[Start of Dataset content]

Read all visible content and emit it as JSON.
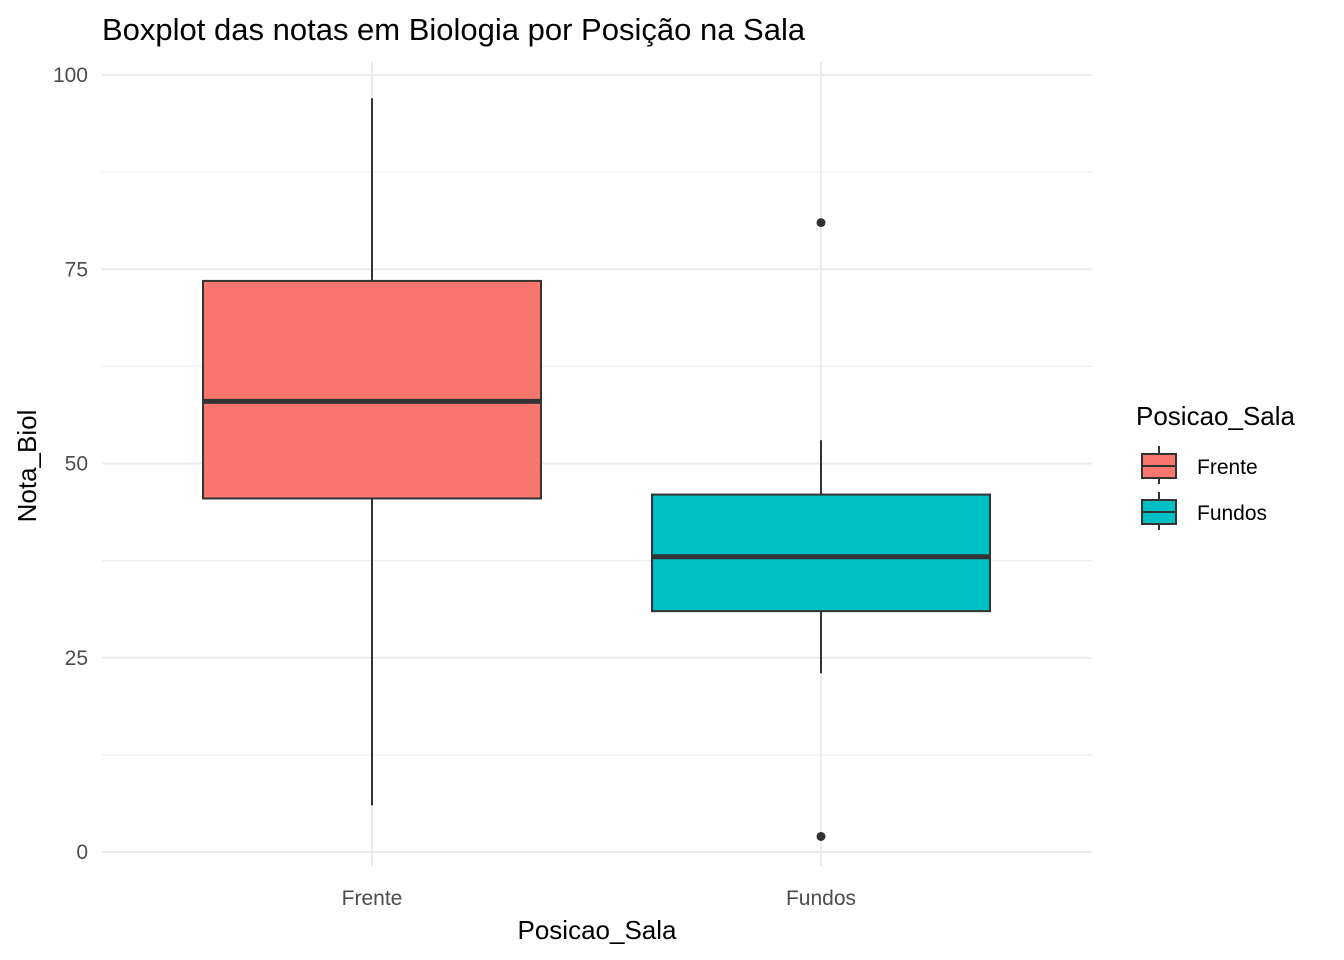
{
  "chart_data": {
    "type": "boxplot",
    "title": "Boxplot das notas em Biologia por Posição na Sala",
    "xlabel": "Posicao_Sala",
    "ylabel": "Nota_Biol",
    "ylim": [
      0,
      100
    ],
    "y_ticks": [
      0,
      25,
      50,
      75,
      100
    ],
    "y_tick_labels": [
      "0",
      "25",
      "50",
      "75",
      "100"
    ],
    "grid": true,
    "categories": [
      "Frente",
      "Fundos"
    ],
    "series": [
      {
        "category": "Frente",
        "color": "#F8766D",
        "whisker_low": 6,
        "q1": 45.5,
        "median": 58,
        "q3": 73.5,
        "whisker_high": 97,
        "outliers": []
      },
      {
        "category": "Fundos",
        "color": "#00BFC4",
        "whisker_low": 23,
        "q1": 31,
        "median": 38,
        "q3": 46,
        "whisker_high": 53,
        "outliers": [
          81,
          2
        ]
      }
    ],
    "legend": {
      "title": "Posicao_Sala",
      "position": "right",
      "entries": [
        {
          "label": "Frente",
          "color": "#F8766D"
        },
        {
          "label": "Fundos",
          "color": "#00BFC4"
        }
      ]
    }
  }
}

[End of Dataset content]

→ **Problem statement**: All records must be output exactly as they are, except for the pictures, which are left out.

→ **Result below**:
Read all visible content and emit it as JSON.
{
  "chart_data": {
    "type": "boxplot",
    "title": "Boxplot das notas em Biologia por Posição na Sala",
    "xlabel": "Posicao_Sala",
    "ylabel": "Nota_Biol",
    "ylim": [
      0,
      100
    ],
    "y_ticks": [
      0,
      25,
      50,
      75,
      100
    ],
    "y_tick_labels": [
      "0",
      "25",
      "50",
      "75",
      "100"
    ],
    "grid": true,
    "categories": [
      "Frente",
      "Fundos"
    ],
    "series": [
      {
        "category": "Frente",
        "color": "#F8766D",
        "whisker_low": 6,
        "q1": 45.5,
        "median": 58,
        "q3": 73.5,
        "whisker_high": 97,
        "outliers": []
      },
      {
        "category": "Fundos",
        "color": "#00BFC4",
        "whisker_low": 23,
        "q1": 31,
        "median": 38,
        "q3": 46,
        "whisker_high": 53,
        "outliers": [
          81,
          2
        ]
      }
    ],
    "legend": {
      "title": "Posicao_Sala",
      "position": "right",
      "entries": [
        {
          "label": "Frente",
          "color": "#F8766D"
        },
        {
          "label": "Fundos",
          "color": "#00BFC4"
        }
      ]
    }
  }
}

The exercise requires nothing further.